Dataset rows about figures:
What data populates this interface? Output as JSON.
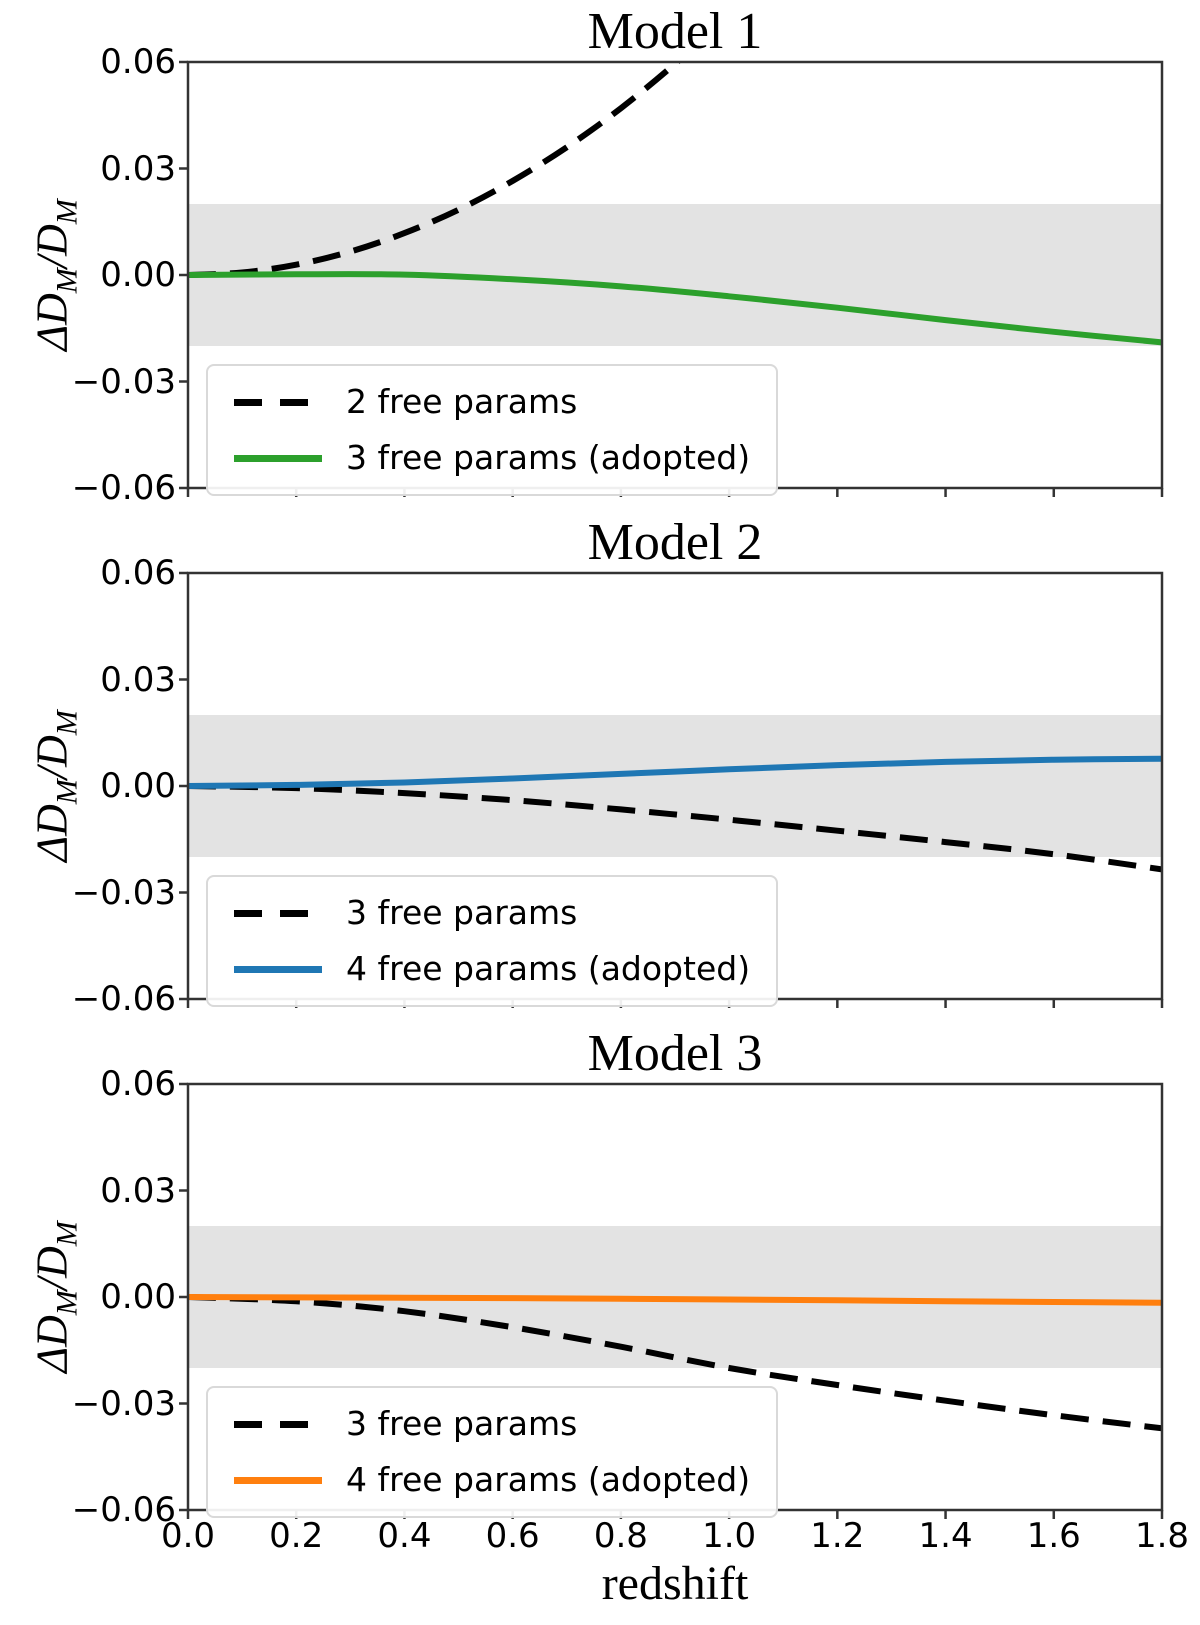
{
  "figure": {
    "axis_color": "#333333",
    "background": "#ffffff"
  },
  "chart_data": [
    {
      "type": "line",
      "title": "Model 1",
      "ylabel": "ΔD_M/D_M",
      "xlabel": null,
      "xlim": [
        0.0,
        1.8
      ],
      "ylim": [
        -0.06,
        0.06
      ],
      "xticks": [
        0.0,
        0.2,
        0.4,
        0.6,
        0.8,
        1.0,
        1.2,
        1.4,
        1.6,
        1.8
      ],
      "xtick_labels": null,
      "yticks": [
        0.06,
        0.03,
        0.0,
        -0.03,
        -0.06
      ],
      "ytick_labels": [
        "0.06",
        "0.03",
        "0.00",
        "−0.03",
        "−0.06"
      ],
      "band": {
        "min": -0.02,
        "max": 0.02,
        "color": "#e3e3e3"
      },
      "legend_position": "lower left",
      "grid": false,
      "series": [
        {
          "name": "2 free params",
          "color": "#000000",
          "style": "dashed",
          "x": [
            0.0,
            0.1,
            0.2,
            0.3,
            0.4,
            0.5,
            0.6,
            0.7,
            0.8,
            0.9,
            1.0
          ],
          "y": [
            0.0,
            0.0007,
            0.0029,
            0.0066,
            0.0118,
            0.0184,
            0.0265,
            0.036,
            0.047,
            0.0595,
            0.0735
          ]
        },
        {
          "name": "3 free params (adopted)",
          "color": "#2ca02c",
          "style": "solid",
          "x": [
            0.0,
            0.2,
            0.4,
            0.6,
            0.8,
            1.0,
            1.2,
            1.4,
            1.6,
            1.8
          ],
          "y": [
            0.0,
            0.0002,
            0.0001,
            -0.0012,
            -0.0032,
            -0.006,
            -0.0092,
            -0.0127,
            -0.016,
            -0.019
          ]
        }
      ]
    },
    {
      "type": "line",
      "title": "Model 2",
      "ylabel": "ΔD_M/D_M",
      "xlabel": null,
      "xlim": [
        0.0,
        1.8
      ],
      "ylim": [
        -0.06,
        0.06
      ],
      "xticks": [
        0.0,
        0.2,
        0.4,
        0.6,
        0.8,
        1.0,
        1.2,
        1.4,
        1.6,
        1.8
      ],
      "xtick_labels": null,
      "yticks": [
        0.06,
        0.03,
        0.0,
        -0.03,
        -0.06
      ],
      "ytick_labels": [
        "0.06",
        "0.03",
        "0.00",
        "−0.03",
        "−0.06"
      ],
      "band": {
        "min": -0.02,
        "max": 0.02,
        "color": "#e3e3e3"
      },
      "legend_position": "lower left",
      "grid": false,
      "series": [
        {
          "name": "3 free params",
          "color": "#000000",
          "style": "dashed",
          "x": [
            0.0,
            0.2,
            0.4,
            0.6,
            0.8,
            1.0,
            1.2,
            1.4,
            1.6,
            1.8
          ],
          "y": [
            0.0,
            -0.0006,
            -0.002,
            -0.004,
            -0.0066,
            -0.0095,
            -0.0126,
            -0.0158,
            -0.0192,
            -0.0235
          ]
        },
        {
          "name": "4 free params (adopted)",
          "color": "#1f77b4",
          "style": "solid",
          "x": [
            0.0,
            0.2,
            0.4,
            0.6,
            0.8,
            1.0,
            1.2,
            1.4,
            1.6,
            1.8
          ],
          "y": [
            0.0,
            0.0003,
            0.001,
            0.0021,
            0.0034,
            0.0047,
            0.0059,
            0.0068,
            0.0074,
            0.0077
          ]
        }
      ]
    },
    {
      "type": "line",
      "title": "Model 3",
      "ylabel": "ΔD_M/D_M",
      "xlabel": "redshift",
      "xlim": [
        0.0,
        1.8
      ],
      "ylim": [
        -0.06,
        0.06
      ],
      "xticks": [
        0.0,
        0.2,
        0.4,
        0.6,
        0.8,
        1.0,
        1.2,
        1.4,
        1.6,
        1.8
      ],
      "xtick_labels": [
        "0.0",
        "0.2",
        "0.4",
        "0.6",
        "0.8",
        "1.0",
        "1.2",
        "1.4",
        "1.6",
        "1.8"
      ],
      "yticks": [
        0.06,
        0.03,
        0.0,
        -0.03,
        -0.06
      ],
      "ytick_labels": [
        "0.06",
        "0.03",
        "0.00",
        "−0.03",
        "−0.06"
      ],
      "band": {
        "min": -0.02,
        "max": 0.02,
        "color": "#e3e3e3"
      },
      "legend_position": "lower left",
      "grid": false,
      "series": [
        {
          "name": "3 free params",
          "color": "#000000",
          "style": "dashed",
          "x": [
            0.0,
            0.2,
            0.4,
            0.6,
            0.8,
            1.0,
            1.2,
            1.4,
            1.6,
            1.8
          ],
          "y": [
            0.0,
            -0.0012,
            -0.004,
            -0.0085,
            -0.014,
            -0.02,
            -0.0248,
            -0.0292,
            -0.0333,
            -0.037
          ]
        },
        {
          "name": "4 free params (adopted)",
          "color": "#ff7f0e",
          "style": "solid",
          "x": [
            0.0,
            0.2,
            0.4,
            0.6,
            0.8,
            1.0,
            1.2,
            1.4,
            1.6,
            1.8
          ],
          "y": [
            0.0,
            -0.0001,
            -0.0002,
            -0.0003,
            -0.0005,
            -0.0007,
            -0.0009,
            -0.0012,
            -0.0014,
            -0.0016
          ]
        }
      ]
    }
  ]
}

SHORT PROBLEM: Leaving out the pictures, repeat the data above exactly.

TASK OUTPUT:
What data populates this interface? Output as JSON.
{
  "figure": {
    "axis_color": "#333333",
    "background": "#ffffff"
  },
  "chart_data": [
    {
      "type": "line",
      "title": "Model 1",
      "ylabel": "ΔD_M/D_M",
      "xlabel": null,
      "xlim": [
        0.0,
        1.8
      ],
      "ylim": [
        -0.06,
        0.06
      ],
      "xticks": [
        0.0,
        0.2,
        0.4,
        0.6,
        0.8,
        1.0,
        1.2,
        1.4,
        1.6,
        1.8
      ],
      "xtick_labels": null,
      "yticks": [
        0.06,
        0.03,
        0.0,
        -0.03,
        -0.06
      ],
      "ytick_labels": [
        "0.06",
        "0.03",
        "0.00",
        "−0.03",
        "−0.06"
      ],
      "band": {
        "min": -0.02,
        "max": 0.02,
        "color": "#e3e3e3"
      },
      "legend_position": "lower left",
      "grid": false,
      "series": [
        {
          "name": "2 free params",
          "color": "#000000",
          "style": "dashed",
          "x": [
            0.0,
            0.1,
            0.2,
            0.3,
            0.4,
            0.5,
            0.6,
            0.7,
            0.8,
            0.9,
            1.0
          ],
          "y": [
            0.0,
            0.0007,
            0.0029,
            0.0066,
            0.0118,
            0.0184,
            0.0265,
            0.036,
            0.047,
            0.0595,
            0.0735
          ]
        },
        {
          "name": "3 free params (adopted)",
          "color": "#2ca02c",
          "style": "solid",
          "x": [
            0.0,
            0.2,
            0.4,
            0.6,
            0.8,
            1.0,
            1.2,
            1.4,
            1.6,
            1.8
          ],
          "y": [
            0.0,
            0.0002,
            0.0001,
            -0.0012,
            -0.0032,
            -0.006,
            -0.0092,
            -0.0127,
            -0.016,
            -0.019
          ]
        }
      ]
    },
    {
      "type": "line",
      "title": "Model 2",
      "ylabel": "ΔD_M/D_M",
      "xlabel": null,
      "xlim": [
        0.0,
        1.8
      ],
      "ylim": [
        -0.06,
        0.06
      ],
      "xticks": [
        0.0,
        0.2,
        0.4,
        0.6,
        0.8,
        1.0,
        1.2,
        1.4,
        1.6,
        1.8
      ],
      "xtick_labels": null,
      "yticks": [
        0.06,
        0.03,
        0.0,
        -0.03,
        -0.06
      ],
      "ytick_labels": [
        "0.06",
        "0.03",
        "0.00",
        "−0.03",
        "−0.06"
      ],
      "band": {
        "min": -0.02,
        "max": 0.02,
        "color": "#e3e3e3"
      },
      "legend_position": "lower left",
      "grid": false,
      "series": [
        {
          "name": "3 free params",
          "color": "#000000",
          "style": "dashed",
          "x": [
            0.0,
            0.2,
            0.4,
            0.6,
            0.8,
            1.0,
            1.2,
            1.4,
            1.6,
            1.8
          ],
          "y": [
            0.0,
            -0.0006,
            -0.002,
            -0.004,
            -0.0066,
            -0.0095,
            -0.0126,
            -0.0158,
            -0.0192,
            -0.0235
          ]
        },
        {
          "name": "4 free params (adopted)",
          "color": "#1f77b4",
          "style": "solid",
          "x": [
            0.0,
            0.2,
            0.4,
            0.6,
            0.8,
            1.0,
            1.2,
            1.4,
            1.6,
            1.8
          ],
          "y": [
            0.0,
            0.0003,
            0.001,
            0.0021,
            0.0034,
            0.0047,
            0.0059,
            0.0068,
            0.0074,
            0.0077
          ]
        }
      ]
    },
    {
      "type": "line",
      "title": "Model 3",
      "ylabel": "ΔD_M/D_M",
      "xlabel": "redshift",
      "xlim": [
        0.0,
        1.8
      ],
      "ylim": [
        -0.06,
        0.06
      ],
      "xticks": [
        0.0,
        0.2,
        0.4,
        0.6,
        0.8,
        1.0,
        1.2,
        1.4,
        1.6,
        1.8
      ],
      "xtick_labels": [
        "0.0",
        "0.2",
        "0.4",
        "0.6",
        "0.8",
        "1.0",
        "1.2",
        "1.4",
        "1.6",
        "1.8"
      ],
      "yticks": [
        0.06,
        0.03,
        0.0,
        -0.03,
        -0.06
      ],
      "ytick_labels": [
        "0.06",
        "0.03",
        "0.00",
        "−0.03",
        "−0.06"
      ],
      "band": {
        "min": -0.02,
        "max": 0.02,
        "color": "#e3e3e3"
      },
      "legend_position": "lower left",
      "grid": false,
      "series": [
        {
          "name": "3 free params",
          "color": "#000000",
          "style": "dashed",
          "x": [
            0.0,
            0.2,
            0.4,
            0.6,
            0.8,
            1.0,
            1.2,
            1.4,
            1.6,
            1.8
          ],
          "y": [
            0.0,
            -0.0012,
            -0.004,
            -0.0085,
            -0.014,
            -0.02,
            -0.0248,
            -0.0292,
            -0.0333,
            -0.037
          ]
        },
        {
          "name": "4 free params (adopted)",
          "color": "#ff7f0e",
          "style": "solid",
          "x": [
            0.0,
            0.2,
            0.4,
            0.6,
            0.8,
            1.0,
            1.2,
            1.4,
            1.6,
            1.8
          ],
          "y": [
            0.0,
            -0.0001,
            -0.0002,
            -0.0003,
            -0.0005,
            -0.0007,
            -0.0009,
            -0.0012,
            -0.0014,
            -0.0016
          ]
        }
      ]
    }
  ]
}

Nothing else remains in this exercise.